» Task directions
Find each line containing the string "Calendars" and return it.

» Some records
*-*-*

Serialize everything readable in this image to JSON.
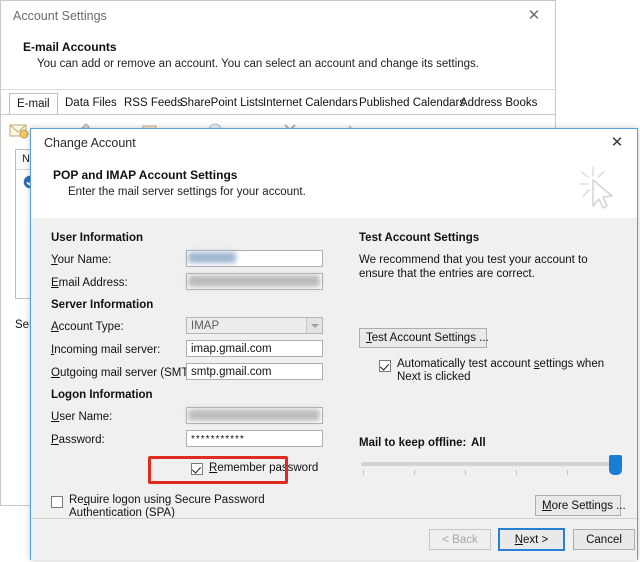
{
  "account_settings_window": {
    "title": "Account Settings",
    "close_icon": "close-icon",
    "header": {
      "title": "E-mail Accounts",
      "subtitle": "You can add or remove an account. You can select an account and change its settings."
    },
    "tabs": [
      {
        "label": "E-mail",
        "active": true
      },
      {
        "label": "Data Files",
        "active": false
      },
      {
        "label": "RSS Feeds",
        "active": false
      },
      {
        "label": "SharePoint Lists",
        "active": false
      },
      {
        "label": "Internet Calendars",
        "active": false
      },
      {
        "label": "Published Calendars",
        "active": false
      },
      {
        "label": "Address Books",
        "active": false
      }
    ],
    "list_header": "Na",
    "selected_label": "Sele"
  },
  "change_account_dialog": {
    "title": "Change Account",
    "close_icon": "close-icon",
    "header": {
      "title": "POP and IMAP Account Settings",
      "subtitle": "Enter the mail server settings for your account."
    },
    "user_information": {
      "group_title": "User Information",
      "your_name": {
        "label": "Your Name:",
        "value": "",
        "redacted": true
      },
      "email_address": {
        "label": "Email Address:",
        "value": "",
        "redacted": true
      }
    },
    "server_information": {
      "group_title": "Server Information",
      "account_type": {
        "label": "Account Type:",
        "value": "IMAP",
        "disabled": true
      },
      "incoming_mail_server": {
        "label": "Incoming mail server:",
        "value": "imap.gmail.com"
      },
      "outgoing_mail_server": {
        "label": "Outgoing mail server (SMTP):",
        "value": "smtp.gmail.com"
      }
    },
    "logon_information": {
      "group_title": "Logon Information",
      "user_name": {
        "label": "User Name:",
        "value": "",
        "redacted": true
      },
      "password": {
        "label": "Password:",
        "value": "***********"
      },
      "remember_password": {
        "label": "Remember password",
        "checked": true,
        "highlighted": true
      },
      "require_spa": {
        "label": "Require logon using Secure Password Authentication (SPA)",
        "checked": false
      }
    },
    "test_account_settings": {
      "group_title": "Test Account Settings",
      "description": "We recommend that you test your account to ensure that the entries are correct.",
      "button_label": "Test Account Settings ...",
      "auto_test": {
        "label": "Automatically test account settings when Next is clicked",
        "checked": true
      }
    },
    "mail_offline": {
      "label": "Mail to keep offline:",
      "value": "All",
      "slider_position_percent": 100,
      "tick_count": 5
    },
    "more_settings_button": "More Settings ...",
    "footer_buttons": {
      "back": {
        "label": "< Back",
        "disabled": true
      },
      "next": {
        "label": "Next >",
        "focused": true
      },
      "cancel": {
        "label": "Cancel",
        "disabled": false
      }
    }
  },
  "annotation": {
    "highlight_color": "#e02b20",
    "target": "remember-password-checkbox"
  }
}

*-*-*

» Reply
        "label": "Internet Calendars",
        "label": "Published Calendars",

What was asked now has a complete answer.